## Exercise objective
Pick out each line with the word "sadarbības" from the material that follows.

## Data records

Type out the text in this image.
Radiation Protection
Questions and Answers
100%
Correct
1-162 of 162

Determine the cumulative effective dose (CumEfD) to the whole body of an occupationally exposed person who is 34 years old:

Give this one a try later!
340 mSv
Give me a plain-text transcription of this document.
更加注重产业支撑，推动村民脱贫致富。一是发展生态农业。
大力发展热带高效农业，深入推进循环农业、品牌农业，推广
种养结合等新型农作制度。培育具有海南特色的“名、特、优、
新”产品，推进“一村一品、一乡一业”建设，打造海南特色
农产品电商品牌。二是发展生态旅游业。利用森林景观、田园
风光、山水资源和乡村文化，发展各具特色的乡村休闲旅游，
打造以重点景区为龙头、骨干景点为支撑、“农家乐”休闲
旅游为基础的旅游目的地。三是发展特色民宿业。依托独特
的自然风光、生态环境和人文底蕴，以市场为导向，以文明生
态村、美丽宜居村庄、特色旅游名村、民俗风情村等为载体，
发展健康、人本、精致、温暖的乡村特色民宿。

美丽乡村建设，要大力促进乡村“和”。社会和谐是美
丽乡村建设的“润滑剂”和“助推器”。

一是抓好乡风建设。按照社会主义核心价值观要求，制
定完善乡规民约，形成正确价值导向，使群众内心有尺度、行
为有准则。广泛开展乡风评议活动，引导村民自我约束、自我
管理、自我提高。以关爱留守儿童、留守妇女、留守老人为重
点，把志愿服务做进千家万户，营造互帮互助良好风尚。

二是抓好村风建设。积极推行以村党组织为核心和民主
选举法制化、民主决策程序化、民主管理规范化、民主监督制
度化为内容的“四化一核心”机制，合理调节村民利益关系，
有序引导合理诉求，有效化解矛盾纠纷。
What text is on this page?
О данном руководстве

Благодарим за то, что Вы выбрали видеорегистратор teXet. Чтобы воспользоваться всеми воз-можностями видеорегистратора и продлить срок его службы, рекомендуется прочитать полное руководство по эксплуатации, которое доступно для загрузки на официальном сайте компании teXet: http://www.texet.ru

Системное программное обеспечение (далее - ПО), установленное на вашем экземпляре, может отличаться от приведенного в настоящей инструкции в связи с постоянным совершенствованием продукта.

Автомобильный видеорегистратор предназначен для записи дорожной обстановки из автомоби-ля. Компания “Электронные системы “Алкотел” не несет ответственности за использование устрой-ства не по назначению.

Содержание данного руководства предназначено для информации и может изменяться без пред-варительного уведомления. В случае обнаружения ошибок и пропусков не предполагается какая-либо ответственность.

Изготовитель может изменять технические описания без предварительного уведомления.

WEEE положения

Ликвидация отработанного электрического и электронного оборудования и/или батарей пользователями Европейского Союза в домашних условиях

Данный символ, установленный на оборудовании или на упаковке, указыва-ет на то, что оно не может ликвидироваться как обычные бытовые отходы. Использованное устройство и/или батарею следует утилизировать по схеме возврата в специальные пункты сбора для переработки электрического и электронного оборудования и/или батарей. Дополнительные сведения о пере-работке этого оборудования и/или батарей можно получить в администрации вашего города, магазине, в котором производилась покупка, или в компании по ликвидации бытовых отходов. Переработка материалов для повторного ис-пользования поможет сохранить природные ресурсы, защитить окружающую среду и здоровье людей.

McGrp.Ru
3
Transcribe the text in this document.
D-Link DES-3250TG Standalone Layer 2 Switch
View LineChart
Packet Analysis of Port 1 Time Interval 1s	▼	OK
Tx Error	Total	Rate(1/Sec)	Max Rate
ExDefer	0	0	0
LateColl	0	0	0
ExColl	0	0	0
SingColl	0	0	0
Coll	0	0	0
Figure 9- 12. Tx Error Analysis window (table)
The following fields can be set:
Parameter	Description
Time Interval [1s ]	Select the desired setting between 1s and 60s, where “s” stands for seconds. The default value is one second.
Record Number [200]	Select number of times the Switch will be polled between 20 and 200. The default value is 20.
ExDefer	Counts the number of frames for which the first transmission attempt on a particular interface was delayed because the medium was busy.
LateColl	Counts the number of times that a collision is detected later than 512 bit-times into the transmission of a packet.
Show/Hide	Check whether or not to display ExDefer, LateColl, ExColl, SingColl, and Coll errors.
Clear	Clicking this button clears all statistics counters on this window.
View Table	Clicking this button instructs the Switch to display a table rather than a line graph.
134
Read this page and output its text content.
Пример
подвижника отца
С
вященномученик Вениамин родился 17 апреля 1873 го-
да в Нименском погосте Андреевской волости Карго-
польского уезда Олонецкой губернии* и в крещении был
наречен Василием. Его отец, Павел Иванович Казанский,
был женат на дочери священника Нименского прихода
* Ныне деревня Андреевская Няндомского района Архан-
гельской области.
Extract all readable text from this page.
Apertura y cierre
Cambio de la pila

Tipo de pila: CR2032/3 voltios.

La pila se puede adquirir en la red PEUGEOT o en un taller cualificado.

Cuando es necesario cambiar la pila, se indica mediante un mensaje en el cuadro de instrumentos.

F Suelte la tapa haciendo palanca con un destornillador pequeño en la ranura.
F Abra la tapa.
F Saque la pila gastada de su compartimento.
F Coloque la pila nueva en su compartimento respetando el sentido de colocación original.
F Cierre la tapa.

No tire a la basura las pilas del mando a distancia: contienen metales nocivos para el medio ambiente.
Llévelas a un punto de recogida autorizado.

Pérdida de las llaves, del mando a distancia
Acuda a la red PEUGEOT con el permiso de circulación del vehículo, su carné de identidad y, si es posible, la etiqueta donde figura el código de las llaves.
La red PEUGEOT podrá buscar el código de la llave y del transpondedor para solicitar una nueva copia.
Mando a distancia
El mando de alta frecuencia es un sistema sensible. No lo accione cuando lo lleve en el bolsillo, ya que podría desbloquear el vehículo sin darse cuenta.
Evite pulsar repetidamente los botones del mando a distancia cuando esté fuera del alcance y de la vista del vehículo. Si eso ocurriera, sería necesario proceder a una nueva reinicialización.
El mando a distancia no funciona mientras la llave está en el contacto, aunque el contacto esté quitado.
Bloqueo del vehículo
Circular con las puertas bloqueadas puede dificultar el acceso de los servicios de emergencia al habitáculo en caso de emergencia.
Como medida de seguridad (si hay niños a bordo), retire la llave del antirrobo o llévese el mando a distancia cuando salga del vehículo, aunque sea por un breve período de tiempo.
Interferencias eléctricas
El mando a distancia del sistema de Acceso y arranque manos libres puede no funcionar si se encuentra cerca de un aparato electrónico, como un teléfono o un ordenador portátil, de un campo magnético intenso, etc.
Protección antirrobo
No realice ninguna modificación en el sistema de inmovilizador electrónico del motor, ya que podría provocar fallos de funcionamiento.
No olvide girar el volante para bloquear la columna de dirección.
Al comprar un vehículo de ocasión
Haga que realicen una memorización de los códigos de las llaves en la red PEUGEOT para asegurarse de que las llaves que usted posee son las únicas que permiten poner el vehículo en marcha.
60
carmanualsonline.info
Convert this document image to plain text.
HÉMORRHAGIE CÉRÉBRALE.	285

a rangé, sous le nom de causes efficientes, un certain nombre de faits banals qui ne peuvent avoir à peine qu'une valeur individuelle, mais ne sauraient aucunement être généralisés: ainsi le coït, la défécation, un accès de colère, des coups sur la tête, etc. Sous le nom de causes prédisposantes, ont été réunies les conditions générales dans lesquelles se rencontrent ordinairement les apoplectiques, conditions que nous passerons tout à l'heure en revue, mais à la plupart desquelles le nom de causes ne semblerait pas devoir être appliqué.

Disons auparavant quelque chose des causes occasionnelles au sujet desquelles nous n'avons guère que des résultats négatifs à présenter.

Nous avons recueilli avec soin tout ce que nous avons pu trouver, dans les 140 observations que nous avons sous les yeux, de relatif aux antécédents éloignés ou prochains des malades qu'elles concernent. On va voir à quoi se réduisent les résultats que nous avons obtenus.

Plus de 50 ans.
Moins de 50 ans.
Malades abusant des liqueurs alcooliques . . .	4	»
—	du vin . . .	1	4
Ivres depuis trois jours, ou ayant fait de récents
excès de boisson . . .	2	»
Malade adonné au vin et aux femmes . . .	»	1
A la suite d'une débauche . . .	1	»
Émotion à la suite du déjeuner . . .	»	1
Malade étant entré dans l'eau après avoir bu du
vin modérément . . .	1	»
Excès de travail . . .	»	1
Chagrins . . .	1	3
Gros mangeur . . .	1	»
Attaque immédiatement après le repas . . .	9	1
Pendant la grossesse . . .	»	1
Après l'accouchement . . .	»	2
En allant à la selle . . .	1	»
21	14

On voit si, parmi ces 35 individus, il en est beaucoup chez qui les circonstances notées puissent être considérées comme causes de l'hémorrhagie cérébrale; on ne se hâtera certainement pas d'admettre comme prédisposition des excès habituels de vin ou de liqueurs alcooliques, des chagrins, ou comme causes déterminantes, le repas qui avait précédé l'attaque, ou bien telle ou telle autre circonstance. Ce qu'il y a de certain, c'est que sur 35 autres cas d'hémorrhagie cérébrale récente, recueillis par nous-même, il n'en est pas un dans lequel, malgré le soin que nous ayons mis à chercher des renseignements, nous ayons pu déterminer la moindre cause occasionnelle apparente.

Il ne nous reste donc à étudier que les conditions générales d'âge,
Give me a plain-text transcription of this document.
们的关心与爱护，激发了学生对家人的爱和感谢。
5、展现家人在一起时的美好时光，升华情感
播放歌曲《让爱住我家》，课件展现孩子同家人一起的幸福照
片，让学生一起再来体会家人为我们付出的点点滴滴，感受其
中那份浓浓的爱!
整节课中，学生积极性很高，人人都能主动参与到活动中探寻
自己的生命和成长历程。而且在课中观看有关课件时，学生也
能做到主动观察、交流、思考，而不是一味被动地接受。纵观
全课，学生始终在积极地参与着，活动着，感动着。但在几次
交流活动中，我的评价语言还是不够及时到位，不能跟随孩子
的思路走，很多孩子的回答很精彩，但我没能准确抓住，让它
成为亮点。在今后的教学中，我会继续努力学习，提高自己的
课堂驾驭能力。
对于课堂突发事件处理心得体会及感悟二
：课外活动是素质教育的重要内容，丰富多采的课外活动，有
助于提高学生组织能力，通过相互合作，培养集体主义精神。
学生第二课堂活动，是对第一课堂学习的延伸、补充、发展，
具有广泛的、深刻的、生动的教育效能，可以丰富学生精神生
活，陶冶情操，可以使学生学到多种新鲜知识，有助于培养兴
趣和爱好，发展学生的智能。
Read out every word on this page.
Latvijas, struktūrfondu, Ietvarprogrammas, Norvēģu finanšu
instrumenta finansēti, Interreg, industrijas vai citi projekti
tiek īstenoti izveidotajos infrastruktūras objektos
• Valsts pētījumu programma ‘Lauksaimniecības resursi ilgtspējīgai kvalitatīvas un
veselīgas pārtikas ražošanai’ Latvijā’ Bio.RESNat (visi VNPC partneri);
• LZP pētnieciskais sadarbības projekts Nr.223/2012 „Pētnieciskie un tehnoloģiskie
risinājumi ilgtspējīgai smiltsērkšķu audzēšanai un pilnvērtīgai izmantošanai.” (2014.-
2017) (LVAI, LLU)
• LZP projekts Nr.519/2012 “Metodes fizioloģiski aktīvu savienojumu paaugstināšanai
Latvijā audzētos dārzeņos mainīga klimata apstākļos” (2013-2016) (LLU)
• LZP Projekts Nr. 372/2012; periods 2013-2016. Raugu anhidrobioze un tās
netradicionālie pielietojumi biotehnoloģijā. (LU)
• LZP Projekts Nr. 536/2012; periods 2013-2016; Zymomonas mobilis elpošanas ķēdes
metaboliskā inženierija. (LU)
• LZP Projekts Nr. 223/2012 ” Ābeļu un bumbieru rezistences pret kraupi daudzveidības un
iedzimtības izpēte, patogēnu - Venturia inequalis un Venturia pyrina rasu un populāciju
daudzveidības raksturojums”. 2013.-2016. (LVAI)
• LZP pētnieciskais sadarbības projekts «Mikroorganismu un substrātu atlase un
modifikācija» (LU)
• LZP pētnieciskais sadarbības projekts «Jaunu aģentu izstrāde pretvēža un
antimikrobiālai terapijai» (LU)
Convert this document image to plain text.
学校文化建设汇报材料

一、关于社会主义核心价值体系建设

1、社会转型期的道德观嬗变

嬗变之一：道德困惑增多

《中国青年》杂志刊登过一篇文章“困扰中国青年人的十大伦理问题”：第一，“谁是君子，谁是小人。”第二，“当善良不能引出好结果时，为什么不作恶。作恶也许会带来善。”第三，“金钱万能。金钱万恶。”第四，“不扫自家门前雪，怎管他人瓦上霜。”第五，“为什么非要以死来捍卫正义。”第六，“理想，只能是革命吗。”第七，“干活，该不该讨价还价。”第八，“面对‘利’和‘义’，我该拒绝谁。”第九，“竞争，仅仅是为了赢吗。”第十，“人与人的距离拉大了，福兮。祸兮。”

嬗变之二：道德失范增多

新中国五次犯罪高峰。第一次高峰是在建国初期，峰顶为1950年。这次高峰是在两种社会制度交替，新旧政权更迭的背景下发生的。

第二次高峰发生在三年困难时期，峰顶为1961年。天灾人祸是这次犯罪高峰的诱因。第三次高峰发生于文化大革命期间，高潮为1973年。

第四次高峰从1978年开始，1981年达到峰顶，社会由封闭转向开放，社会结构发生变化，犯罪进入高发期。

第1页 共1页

## Exercise solution
• LZP pētnieciskais sadarbības projekts Nr.223/2012 „Pētnieciskie un tehnoloģiskie
• LZP pētnieciskais sadarbības projekts «Mikroorganismu un substrātu atlase un
• LZP pētnieciskais sadarbības projekts «Jaunu aģentu izstrāde pretvēža un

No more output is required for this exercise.